WRITTEN EXERCISE
Reproduce verbatim the final portion of the material below, from the line containing "What text is on this page?" through its last line, and nothing else.

[Recorded data]
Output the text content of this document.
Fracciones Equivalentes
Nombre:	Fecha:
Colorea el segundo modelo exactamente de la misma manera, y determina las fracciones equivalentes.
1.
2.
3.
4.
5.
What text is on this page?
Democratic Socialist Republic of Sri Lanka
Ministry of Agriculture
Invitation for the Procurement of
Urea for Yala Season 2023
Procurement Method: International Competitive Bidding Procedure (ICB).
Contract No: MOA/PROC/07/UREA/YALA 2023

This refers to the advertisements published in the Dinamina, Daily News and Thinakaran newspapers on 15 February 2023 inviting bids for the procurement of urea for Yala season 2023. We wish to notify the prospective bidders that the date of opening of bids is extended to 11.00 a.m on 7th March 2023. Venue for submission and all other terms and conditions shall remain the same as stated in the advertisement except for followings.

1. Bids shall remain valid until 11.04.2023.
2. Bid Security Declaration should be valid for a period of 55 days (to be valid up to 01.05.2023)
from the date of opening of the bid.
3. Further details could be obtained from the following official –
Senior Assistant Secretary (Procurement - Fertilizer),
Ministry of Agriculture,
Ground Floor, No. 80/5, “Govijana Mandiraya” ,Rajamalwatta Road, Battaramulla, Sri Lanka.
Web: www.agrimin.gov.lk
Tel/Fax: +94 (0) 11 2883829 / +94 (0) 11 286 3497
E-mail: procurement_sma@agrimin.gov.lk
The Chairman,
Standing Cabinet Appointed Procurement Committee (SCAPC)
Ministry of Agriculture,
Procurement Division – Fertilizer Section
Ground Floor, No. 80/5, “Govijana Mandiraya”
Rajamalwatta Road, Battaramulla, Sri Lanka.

OUTPUT FOR THIS EXERCISE
What text is on this page?
Democratic Socialist Republic of Sri Lanka
Ministry of Agriculture
Invitation for the Procurement of
Urea for Yala Season 2023
Procurement Method: International Competitive Bidding Procedure (ICB).
Contract No: MOA/PROC/07/UREA/YALA 2023

This refers to the advertisements published in the Dinamina, Daily News and Thinakaran newspapers on 15 February 2023 inviting bids for the procurement of urea for Yala season 2023. We wish to notify the prospective bidders that the date of opening of bids is extended to 11.00 a.m on 7th March 2023. Venue for submission and all other terms and conditions shall remain the same as stated in the advertisement except for followings.

1. Bids shall remain valid until 11.04.2023.
2. Bid Security Declaration should be valid for a period of 55 days (to be valid up to 01.05.2023)
from the date of opening of the bid.
3. Further details could be obtained from the following official –
Senior Assistant Secretary (Procurement - Fertilizer),
Ministry of Agriculture,
Ground Floor, No. 80/5, “Govijana Mandiraya” ,Rajamalwatta Road, Battaramulla, Sri Lanka.
Web: www.agrimin.gov.lk
Tel/Fax: +94 (0) 11 2883829 / +94 (0) 11 286 3497
E-mail: procurement_sma@agrimin.gov.lk
The Chairman,
Standing Cabinet Appointed Procurement Committee (SCAPC)
Ministry of Agriculture,
Procurement Division – Fertilizer Section
Ground Floor, No. 80/5, “Govijana Mandiraya”
Rajamalwatta Road, Battaramulla, Sri Lanka.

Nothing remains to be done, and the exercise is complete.